> Exercise details
Read the records and write them out again exactly.

Items from a figure collection:
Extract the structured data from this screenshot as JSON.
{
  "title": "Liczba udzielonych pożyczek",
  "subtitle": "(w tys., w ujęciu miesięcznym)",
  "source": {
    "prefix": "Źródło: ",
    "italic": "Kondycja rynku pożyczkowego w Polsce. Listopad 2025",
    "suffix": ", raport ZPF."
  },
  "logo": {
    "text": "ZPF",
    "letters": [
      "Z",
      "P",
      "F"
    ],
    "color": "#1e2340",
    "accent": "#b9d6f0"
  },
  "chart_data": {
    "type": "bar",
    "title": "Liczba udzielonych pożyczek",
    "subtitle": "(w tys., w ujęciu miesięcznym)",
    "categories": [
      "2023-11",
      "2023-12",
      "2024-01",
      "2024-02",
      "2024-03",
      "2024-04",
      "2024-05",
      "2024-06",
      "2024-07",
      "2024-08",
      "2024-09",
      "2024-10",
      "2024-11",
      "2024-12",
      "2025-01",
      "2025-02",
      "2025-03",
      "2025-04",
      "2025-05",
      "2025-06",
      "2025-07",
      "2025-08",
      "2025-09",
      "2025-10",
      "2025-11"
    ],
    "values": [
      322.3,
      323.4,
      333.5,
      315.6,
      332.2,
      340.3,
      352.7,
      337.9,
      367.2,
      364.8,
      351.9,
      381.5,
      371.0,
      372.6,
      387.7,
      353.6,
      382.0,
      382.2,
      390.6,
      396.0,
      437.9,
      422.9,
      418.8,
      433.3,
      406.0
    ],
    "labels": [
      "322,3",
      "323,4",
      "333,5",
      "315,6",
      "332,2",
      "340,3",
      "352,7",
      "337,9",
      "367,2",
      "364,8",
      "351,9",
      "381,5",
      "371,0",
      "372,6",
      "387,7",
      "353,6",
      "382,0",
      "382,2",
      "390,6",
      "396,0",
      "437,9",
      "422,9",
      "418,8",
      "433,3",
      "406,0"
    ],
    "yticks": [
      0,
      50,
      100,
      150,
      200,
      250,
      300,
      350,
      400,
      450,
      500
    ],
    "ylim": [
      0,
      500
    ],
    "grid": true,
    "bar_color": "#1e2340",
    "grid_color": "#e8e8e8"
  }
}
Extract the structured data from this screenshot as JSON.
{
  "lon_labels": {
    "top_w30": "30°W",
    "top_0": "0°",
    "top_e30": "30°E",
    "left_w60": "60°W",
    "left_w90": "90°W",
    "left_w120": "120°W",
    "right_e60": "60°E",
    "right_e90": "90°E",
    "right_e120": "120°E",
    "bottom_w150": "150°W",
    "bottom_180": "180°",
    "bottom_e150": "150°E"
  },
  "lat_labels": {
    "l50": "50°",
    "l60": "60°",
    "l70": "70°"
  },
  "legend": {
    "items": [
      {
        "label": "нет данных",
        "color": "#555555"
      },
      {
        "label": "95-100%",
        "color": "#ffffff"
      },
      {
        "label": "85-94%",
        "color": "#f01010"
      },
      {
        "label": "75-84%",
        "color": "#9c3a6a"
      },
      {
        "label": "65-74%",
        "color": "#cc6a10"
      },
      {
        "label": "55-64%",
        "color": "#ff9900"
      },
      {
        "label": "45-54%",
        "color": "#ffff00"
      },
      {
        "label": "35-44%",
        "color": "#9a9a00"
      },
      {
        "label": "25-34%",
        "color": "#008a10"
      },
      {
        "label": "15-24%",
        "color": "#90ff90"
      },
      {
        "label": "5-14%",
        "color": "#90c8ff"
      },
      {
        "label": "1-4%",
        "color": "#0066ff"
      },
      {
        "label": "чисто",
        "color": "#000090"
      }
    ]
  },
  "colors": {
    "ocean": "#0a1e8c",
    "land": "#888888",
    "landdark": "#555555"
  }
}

> Result of this task
Extract the structured data from this screenshot as JSON.
{
  "title": "Liczba udzielonych pożyczek",
  "subtitle": "(w tys., w ujęciu miesięcznym)",
  "source": {
    "prefix": "Źródło: ",
    "italic": "Kondycja rynku pożyczkowego w Polsce. Listopad 2025",
    "suffix": ", raport ZPF."
  },
  "logo": {
    "text": "ZPF",
    "letters": [
      "Z",
      "P",
      "F"
    ],
    "color": "#1e2340",
    "accent": "#b9d6f0"
  },
  "chart_data": {
    "type": "bar",
    "title": "Liczba udzielonych pożyczek",
    "subtitle": "(w tys., w ujęciu miesięcznym)",
    "categories": [
      "2023-11",
      "2023-12",
      "2024-01",
      "2024-02",
      "2024-03",
      "2024-04",
      "2024-05",
      "2024-06",
      "2024-07",
      "2024-08",
      "2024-09",
      "2024-10",
      "2024-11",
      "2024-12",
      "2025-01",
      "2025-02",
      "2025-03",
      "2025-04",
      "2025-05",
      "2025-06",
      "2025-07",
      "2025-08",
      "2025-09",
      "2025-10",
      "2025-11"
    ],
    "values": [
      322.3,
      323.4,
      333.5,
      315.6,
      332.2,
      340.3,
      352.7,
      337.9,
      367.2,
      364.8,
      351.9,
      381.5,
      371.0,
      372.6,
      387.7,
      353.6,
      382.0,
      382.2,
      390.6,
      396.0,
      437.9,
      422.9,
      418.8,
      433.3,
      406.0
    ],
    "labels": [
      "322,3",
      "323,4",
      "333,5",
      "315,6",
      "332,2",
      "340,3",
      "352,7",
      "337,9",
      "367,2",
      "364,8",
      "351,9",
      "381,5",
      "371,0",
      "372,6",
      "387,7",
      "353,6",
      "382,0",
      "382,2",
      "390,6",
      "396,0",
      "437,9",
      "422,9",
      "418,8",
      "433,3",
      "406,0"
    ],
    "yticks": [
      0,
      50,
      100,
      150,
      200,
      250,
      300,
      350,
      400,
      450,
      500
    ],
    "ylim": [
      0,
      500
    ],
    "grid": true,
    "bar_color": "#1e2340",
    "grid_color": "#e8e8e8"
  }
}
Extract the structured data from this screenshot as JSON.
{
  "lon_labels": {
    "top_w30": "30°W",
    "top_0": "0°",
    "top_e30": "30°E",
    "left_w60": "60°W",
    "left_w90": "90°W",
    "left_w120": "120°W",
    "right_e60": "60°E",
    "right_e90": "90°E",
    "right_e120": "120°E",
    "bottom_w150": "150°W",
    "bottom_180": "180°",
    "bottom_e150": "150°E"
  },
  "lat_labels": {
    "l50": "50°",
    "l60": "60°",
    "l70": "70°"
  },
  "legend": {
    "items": [
      {
        "label": "нет данных",
        "color": "#555555"
      },
      {
        "label": "95-100%",
        "color": "#ffffff"
      },
      {
        "label": "85-94%",
        "color": "#f01010"
      },
      {
        "label": "75-84%",
        "color": "#9c3a6a"
      },
      {
        "label": "65-74%",
        "color": "#cc6a10"
      },
      {
        "label": "55-64%",
        "color": "#ff9900"
      },
      {
        "label": "45-54%",
        "color": "#ffff00"
      },
      {
        "label": "35-44%",
        "color": "#9a9a00"
      },
      {
        "label": "25-34%",
        "color": "#008a10"
      },
      {
        "label": "15-24%",
        "color": "#90ff90"
      },
      {
        "label": "5-14%",
        "color": "#90c8ff"
      },
      {
        "label": "1-4%",
        "color": "#0066ff"
      },
      {
        "label": "чисто",
        "color": "#000090"
      }
    ]
  },
  "colors": {
    "ocean": "#0a1e8c",
    "land": "#888888",
    "landdark": "#555555"
  }
}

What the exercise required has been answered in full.